Data records:
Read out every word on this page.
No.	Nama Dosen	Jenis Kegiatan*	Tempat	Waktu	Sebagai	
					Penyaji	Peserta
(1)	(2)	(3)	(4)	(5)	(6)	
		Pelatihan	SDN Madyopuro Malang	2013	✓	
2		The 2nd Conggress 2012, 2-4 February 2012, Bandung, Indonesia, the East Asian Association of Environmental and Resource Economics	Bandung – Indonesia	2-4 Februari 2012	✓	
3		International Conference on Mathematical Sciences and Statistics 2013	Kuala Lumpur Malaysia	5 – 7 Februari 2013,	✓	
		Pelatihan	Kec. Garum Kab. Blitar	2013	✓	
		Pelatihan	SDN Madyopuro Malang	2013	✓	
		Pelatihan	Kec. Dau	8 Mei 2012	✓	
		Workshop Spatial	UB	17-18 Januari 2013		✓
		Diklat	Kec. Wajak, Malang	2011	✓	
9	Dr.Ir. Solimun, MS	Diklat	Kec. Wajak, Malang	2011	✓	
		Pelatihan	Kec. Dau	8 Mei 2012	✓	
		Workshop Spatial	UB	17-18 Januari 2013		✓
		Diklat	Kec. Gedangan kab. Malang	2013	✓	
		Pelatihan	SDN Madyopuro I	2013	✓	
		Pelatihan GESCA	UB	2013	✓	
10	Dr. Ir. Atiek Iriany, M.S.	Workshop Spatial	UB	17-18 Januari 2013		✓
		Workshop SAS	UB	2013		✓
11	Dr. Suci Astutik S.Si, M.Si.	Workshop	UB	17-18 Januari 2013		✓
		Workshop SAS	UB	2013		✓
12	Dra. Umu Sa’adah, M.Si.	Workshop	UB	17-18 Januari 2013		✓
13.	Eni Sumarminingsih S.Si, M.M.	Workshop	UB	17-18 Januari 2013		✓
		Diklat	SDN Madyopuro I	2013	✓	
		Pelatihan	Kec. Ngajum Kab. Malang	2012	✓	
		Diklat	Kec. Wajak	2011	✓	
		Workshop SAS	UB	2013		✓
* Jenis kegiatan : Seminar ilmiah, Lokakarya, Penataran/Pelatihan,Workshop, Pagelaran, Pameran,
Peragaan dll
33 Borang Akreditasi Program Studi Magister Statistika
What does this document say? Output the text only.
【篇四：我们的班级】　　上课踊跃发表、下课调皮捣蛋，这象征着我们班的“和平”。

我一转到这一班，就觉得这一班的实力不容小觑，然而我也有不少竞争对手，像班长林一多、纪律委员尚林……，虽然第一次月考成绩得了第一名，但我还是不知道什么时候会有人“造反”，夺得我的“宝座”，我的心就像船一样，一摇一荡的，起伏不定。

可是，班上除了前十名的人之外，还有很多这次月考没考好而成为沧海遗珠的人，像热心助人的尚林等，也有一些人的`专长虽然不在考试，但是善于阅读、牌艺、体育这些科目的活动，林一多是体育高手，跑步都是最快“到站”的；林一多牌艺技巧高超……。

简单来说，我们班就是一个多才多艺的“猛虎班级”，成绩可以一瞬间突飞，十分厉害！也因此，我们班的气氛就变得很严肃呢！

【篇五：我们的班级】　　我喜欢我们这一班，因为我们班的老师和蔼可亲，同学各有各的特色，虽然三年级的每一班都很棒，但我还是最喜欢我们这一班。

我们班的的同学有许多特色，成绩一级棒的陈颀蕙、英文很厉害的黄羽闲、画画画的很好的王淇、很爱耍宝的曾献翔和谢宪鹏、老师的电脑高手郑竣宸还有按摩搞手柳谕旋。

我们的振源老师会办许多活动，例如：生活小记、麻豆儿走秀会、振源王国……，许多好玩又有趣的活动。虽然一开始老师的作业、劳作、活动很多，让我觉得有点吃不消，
* * *
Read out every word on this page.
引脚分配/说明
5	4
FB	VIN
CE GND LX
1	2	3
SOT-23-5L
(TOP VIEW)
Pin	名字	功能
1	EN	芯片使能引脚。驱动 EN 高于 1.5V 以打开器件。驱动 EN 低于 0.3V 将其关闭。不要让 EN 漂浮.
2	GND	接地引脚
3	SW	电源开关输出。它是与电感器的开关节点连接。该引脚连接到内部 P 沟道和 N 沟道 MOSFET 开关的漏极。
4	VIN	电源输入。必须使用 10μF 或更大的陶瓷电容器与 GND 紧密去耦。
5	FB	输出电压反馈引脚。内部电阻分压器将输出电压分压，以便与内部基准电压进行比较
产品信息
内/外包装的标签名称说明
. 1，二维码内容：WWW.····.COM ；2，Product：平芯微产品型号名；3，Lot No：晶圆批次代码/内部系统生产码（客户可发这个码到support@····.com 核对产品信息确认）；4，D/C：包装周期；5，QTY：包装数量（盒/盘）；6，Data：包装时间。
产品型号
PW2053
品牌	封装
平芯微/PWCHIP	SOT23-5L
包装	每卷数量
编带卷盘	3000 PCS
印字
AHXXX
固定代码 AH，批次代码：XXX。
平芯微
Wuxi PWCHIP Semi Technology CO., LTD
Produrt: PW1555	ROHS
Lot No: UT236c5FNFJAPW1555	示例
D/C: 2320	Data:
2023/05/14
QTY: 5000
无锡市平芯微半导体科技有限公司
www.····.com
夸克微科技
* * *
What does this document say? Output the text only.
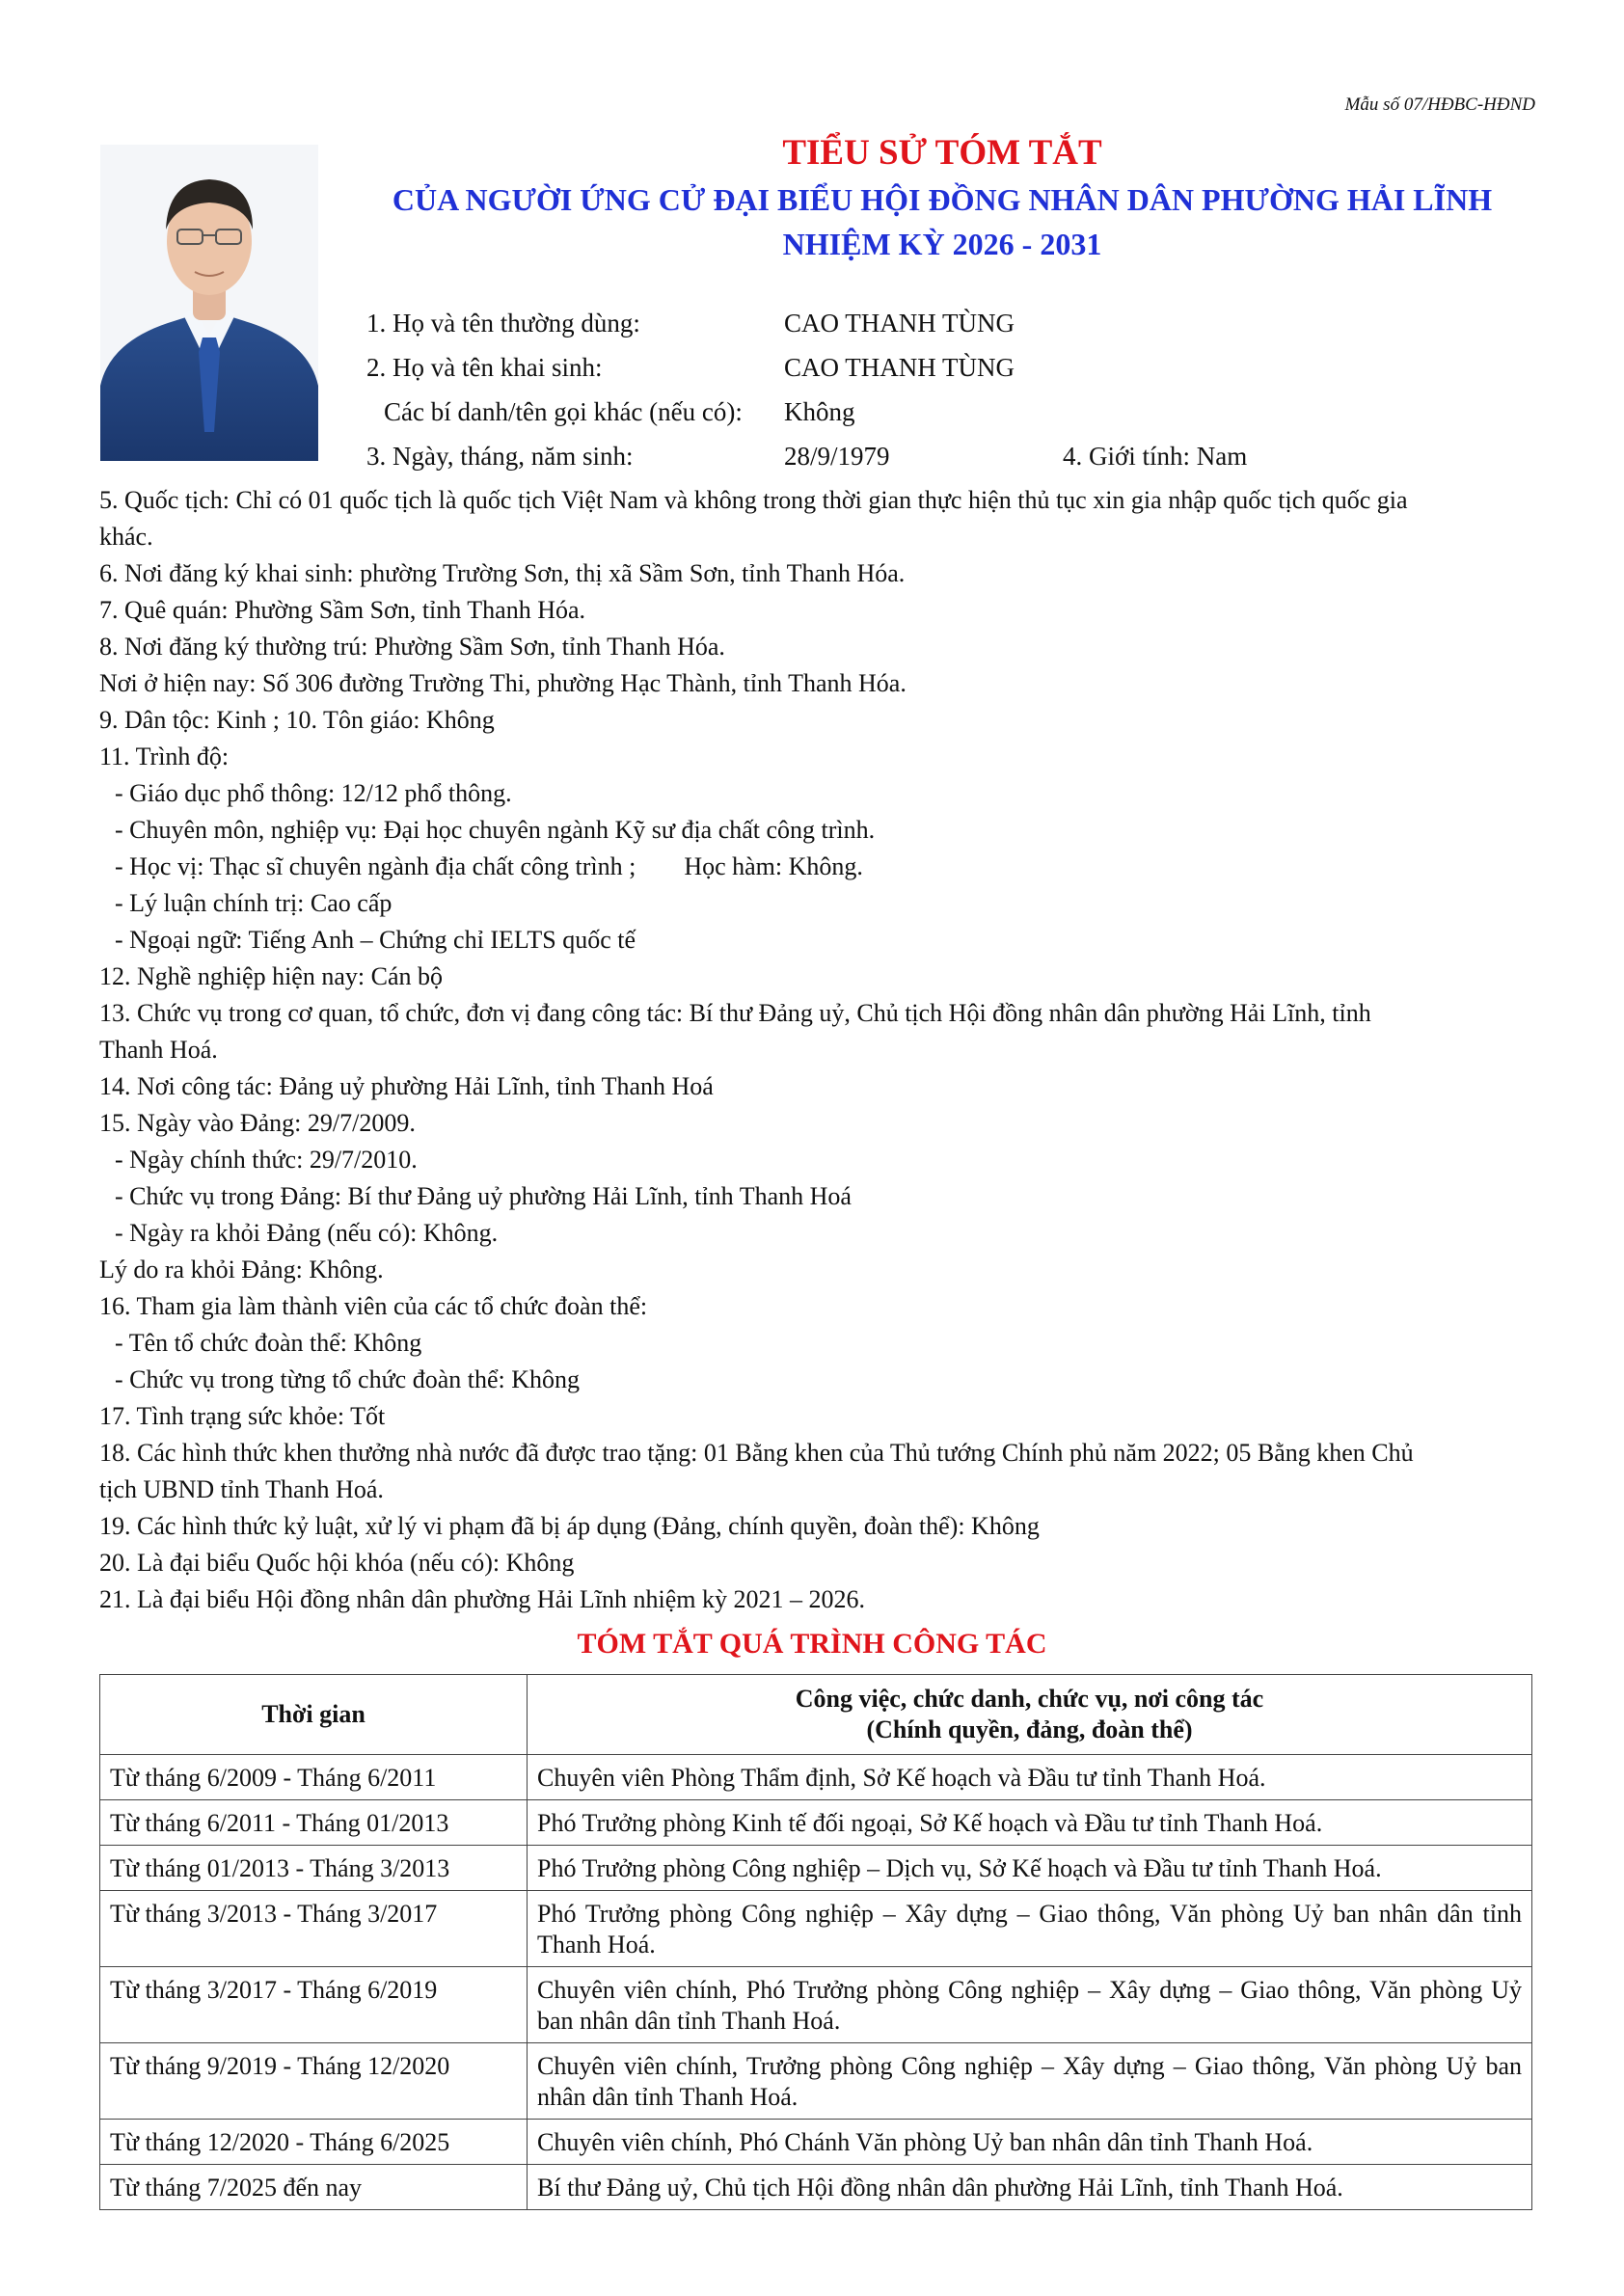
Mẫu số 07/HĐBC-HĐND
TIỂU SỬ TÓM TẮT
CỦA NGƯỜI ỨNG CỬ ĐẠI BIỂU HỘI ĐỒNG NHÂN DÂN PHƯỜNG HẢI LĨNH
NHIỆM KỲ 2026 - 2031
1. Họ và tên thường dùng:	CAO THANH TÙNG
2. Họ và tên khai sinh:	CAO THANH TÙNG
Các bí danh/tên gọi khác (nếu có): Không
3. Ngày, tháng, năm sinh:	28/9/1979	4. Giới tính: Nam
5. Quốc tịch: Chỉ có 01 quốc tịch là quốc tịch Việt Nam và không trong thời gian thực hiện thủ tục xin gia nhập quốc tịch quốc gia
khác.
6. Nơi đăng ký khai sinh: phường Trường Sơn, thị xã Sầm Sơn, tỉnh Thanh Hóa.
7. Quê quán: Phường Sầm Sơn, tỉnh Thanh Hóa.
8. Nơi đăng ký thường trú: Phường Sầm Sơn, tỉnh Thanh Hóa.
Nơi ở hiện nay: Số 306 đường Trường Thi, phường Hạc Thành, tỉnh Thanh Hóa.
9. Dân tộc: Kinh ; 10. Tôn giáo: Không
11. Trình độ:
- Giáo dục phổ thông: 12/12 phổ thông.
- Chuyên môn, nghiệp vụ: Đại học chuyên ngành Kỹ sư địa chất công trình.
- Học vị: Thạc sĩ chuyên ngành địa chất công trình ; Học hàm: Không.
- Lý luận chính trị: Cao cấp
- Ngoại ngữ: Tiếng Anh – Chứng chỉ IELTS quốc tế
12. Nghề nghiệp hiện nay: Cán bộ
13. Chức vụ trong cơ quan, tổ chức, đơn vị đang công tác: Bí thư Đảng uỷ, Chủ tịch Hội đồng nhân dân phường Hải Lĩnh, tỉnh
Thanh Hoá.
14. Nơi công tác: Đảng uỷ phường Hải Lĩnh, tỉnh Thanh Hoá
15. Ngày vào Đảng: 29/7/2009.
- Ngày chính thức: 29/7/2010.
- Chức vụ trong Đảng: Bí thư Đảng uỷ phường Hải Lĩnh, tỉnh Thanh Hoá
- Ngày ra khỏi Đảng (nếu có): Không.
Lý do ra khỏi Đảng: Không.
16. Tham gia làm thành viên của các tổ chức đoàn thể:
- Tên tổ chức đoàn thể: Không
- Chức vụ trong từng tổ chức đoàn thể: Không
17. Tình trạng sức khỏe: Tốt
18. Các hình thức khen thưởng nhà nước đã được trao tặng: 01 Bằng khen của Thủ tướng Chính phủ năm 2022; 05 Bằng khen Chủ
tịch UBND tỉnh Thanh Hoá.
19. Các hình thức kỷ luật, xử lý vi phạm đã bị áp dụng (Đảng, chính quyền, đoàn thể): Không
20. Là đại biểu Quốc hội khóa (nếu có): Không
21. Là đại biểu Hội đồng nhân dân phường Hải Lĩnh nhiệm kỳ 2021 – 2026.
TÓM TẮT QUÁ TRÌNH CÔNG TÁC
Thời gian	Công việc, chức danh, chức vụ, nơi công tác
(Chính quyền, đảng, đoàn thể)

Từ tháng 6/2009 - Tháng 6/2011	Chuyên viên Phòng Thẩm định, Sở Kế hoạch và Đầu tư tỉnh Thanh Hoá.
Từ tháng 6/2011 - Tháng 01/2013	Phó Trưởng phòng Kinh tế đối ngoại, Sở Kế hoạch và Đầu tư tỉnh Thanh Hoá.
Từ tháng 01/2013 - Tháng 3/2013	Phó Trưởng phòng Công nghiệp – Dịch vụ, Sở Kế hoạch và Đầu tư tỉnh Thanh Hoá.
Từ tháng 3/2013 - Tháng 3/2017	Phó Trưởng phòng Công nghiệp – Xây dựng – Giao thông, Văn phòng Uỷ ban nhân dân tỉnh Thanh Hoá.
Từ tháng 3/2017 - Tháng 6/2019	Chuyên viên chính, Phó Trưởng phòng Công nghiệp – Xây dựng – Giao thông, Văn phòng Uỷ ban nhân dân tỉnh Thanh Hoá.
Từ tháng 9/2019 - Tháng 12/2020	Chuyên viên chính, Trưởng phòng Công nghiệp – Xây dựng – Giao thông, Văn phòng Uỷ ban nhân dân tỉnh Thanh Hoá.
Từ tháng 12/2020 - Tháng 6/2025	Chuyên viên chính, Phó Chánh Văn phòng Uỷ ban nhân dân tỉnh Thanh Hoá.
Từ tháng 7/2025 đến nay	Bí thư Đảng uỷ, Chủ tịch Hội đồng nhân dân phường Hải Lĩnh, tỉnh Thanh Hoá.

Set task.
Copy every line from the records above that contains the word "Wajak".

Task result.
		Diklat	Kec. Wajak, Malang	2011	✓	
9	Dr.Ir. Solimun, MS	Diklat	Kec. Wajak, Malang	2011	✓	
		Diklat	Kec. Wajak	2011	✓	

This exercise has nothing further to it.